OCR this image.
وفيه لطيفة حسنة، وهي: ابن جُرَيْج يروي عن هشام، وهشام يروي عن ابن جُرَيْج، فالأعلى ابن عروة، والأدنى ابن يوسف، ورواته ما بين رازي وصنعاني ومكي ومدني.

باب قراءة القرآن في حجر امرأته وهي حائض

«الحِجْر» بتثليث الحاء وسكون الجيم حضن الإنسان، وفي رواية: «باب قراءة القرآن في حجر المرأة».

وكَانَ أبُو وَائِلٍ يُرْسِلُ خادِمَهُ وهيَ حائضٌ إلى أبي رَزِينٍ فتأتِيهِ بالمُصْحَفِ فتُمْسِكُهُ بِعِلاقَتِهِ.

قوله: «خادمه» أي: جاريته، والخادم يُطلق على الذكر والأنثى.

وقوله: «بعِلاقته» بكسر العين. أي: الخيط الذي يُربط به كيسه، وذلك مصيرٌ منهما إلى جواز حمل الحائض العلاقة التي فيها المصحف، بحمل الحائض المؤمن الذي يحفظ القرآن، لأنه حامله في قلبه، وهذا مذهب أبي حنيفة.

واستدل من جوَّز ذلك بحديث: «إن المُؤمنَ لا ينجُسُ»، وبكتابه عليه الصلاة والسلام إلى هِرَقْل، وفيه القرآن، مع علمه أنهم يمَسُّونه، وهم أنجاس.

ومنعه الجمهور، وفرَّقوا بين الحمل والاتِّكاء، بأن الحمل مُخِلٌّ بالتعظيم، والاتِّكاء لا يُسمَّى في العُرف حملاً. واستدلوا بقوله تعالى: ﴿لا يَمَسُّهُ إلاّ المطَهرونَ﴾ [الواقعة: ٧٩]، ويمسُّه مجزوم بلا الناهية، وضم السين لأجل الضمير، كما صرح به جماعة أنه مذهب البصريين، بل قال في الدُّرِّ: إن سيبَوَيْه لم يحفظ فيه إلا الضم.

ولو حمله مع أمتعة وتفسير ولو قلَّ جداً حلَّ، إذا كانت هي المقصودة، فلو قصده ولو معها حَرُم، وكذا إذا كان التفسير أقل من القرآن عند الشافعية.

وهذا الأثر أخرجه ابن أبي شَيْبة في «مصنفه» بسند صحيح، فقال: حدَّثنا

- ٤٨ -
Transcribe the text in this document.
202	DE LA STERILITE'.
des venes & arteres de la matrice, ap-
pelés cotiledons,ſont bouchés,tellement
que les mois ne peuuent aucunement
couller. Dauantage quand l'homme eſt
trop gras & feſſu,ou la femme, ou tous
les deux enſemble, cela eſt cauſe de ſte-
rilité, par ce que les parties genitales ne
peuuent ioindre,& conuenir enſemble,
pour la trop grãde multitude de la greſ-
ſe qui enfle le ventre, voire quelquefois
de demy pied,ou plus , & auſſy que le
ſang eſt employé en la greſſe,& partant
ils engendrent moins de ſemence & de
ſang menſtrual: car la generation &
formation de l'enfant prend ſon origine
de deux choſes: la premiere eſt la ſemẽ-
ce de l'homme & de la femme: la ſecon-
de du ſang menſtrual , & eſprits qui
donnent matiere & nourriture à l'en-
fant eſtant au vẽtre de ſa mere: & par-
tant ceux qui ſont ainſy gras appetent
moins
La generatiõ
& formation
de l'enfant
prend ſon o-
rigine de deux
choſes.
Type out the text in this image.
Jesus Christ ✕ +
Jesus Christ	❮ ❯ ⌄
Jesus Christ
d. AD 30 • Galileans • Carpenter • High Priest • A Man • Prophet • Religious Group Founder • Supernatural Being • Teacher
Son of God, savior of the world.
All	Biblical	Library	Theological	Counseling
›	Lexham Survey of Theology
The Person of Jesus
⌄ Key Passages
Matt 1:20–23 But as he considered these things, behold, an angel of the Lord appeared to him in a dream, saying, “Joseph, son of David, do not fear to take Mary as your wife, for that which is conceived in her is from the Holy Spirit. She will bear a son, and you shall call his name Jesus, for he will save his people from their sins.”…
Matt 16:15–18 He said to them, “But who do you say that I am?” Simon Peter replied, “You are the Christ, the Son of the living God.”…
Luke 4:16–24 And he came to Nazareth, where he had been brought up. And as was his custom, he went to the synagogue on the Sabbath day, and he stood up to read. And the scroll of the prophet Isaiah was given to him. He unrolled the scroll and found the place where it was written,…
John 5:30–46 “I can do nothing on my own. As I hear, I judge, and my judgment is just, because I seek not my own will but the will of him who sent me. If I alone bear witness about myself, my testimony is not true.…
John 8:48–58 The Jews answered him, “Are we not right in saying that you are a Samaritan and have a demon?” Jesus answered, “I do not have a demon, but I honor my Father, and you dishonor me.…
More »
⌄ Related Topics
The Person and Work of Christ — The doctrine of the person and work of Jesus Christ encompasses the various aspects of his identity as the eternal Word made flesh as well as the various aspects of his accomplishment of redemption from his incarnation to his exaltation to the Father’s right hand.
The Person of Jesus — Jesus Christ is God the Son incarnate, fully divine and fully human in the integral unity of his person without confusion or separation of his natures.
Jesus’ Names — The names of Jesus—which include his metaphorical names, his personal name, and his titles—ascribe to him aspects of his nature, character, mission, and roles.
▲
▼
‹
______
| TO BE DONE |
All of the data shown above must be copied exactly.

| THE OUTPUT |
OCR this image.
وفيه لطيفة حسنة، وهي: ابن جُرَيْج يروي عن هشام، وهشام يروي عن ابن جُرَيْج، فالأعلى ابن عروة، والأدنى ابن يوسف، ورواته ما بين رازي وصنعاني ومكي ومدني.

باب قراءة القرآن في حجر امرأته وهي حائض

«الحِجْر» بتثليث الحاء وسكون الجيم حضن الإنسان، وفي رواية: «باب قراءة القرآن في حجر المرأة».

وكَانَ أبُو وَائِلٍ يُرْسِلُ خادِمَهُ وهيَ حائضٌ إلى أبي رَزِينٍ فتأتِيهِ بالمُصْحَفِ فتُمْسِكُهُ بِعِلاقَتِهِ.

قوله: «خادمه» أي: جاريته، والخادم يُطلق على الذكر والأنثى.

وقوله: «بعِلاقته» بكسر العين. أي: الخيط الذي يُربط به كيسه، وذلك مصيرٌ منهما إلى جواز حمل الحائض العلاقة التي فيها المصحف، بحمل الحائض المؤمن الذي يحفظ القرآن، لأنه حامله في قلبه، وهذا مذهب أبي حنيفة.

واستدل من جوَّز ذلك بحديث: «إن المُؤمنَ لا ينجُسُ»، وبكتابه عليه الصلاة والسلام إلى هِرَقْل، وفيه القرآن، مع علمه أنهم يمَسُّونه، وهم أنجاس.

ومنعه الجمهور، وفرَّقوا بين الحمل والاتِّكاء، بأن الحمل مُخِلٌّ بالتعظيم، والاتِّكاء لا يُسمَّى في العُرف حملاً. واستدلوا بقوله تعالى: ﴿لا يَمَسُّهُ إلاّ المطَهرونَ﴾ [الواقعة: ٧٩]، ويمسُّه مجزوم بلا الناهية، وضم السين لأجل الضمير، كما صرح به جماعة أنه مذهب البصريين، بل قال في الدُّرِّ: إن سيبَوَيْه لم يحفظ فيه إلا الضم.

ولو حمله مع أمتعة وتفسير ولو قلَّ جداً حلَّ، إذا كانت هي المقصودة، فلو قصده ولو معها حَرُم، وكذا إذا كان التفسير أقل من القرآن عند الشافعية.

وهذا الأثر أخرجه ابن أبي شَيْبة في «مصنفه» بسند صحيح، فقال: حدَّثنا

- ٤٨ -
Transcribe the text in this document.
202	DE LA STERILITE'.
des venes & arteres de la matrice, ap-
pelés cotiledons,ſont bouchés,tellement
que les mois ne peuuent aucunement
couller. Dauantage quand l'homme eſt
trop gras & feſſu,ou la femme, ou tous
les deux enſemble, cela eſt cauſe de ſte-
rilité, par ce que les parties genitales ne
peuuent ioindre,& conuenir enſemble,
pour la trop grãde multitude de la greſ-
ſe qui enfle le ventre, voire quelquefois
de demy pied,ou plus , & auſſy que le
ſang eſt employé en la greſſe,& partant
ils engendrent moins de ſemence & de
ſang menſtrual: car la generation &
formation de l'enfant prend ſon origine
de deux choſes: la premiere eſt la ſemẽ-
ce de l'homme & de la femme: la ſecon-
de du ſang menſtrual , & eſprits qui
donnent matiere & nourriture à l'en-
fant eſtant au vẽtre de ſa mere: & par-
tant ceux qui ſont ainſy gras appetent
moins
La generatiõ
& formation
de l'enfant
prend ſon o-
rigine de deux
choſes.
Type out the text in this image.
Jesus Christ ✕ +
Jesus Christ	❮ ❯ ⌄
Jesus Christ
d. AD 30 • Galileans • Carpenter • High Priest • A Man • Prophet • Religious Group Founder • Supernatural Being • Teacher
Son of God, savior of the world.
All	Biblical	Library	Theological	Counseling
›	Lexham Survey of Theology
The Person of Jesus
⌄ Key Passages
Matt 1:20–23 But as he considered these things, behold, an angel of the Lord appeared to him in a dream, saying, “Joseph, son of David, do not fear to take Mary as your wife, for that which is conceived in her is from the Holy Spirit. She will bear a son, and you shall call his name Jesus, for he will save his people from their sins.”…
Matt 16:15–18 He said to them, “But who do you say that I am?” Simon Peter replied, “You are the Christ, the Son of the living God.”…
Luke 4:16–24 And he came to Nazareth, where he had been brought up. And as was his custom, he went to the synagogue on the Sabbath day, and he stood up to read. And the scroll of the prophet Isaiah was given to him. He unrolled the scroll and found the place where it was written,…
John 5:30–46 “I can do nothing on my own. As I hear, I judge, and my judgment is just, because I seek not my own will but the will of him who sent me. If I alone bear witness about myself, my testimony is not true.…
John 8:48–58 The Jews answered him, “Are we not right in saying that you are a Samaritan and have a demon?” Jesus answered, “I do not have a demon, but I honor my Father, and you dishonor me.…
More »
⌄ Related Topics
The Person and Work of Christ — The doctrine of the person and work of Jesus Christ encompasses the various aspects of his identity as the eternal Word made flesh as well as the various aspects of his accomplishment of redemption from his incarnation to his exaltation to the Father’s right hand.
The Person of Jesus — Jesus Christ is God the Son incarnate, fully divine and fully human in the integral unity of his person without confusion or separation of his natures.
Jesus’ Names — The names of Jesus—which include his metaphorical names, his personal name, and his titles—ascribe to him aspects of his nature, character, mission, and roles.
▲
▼
‹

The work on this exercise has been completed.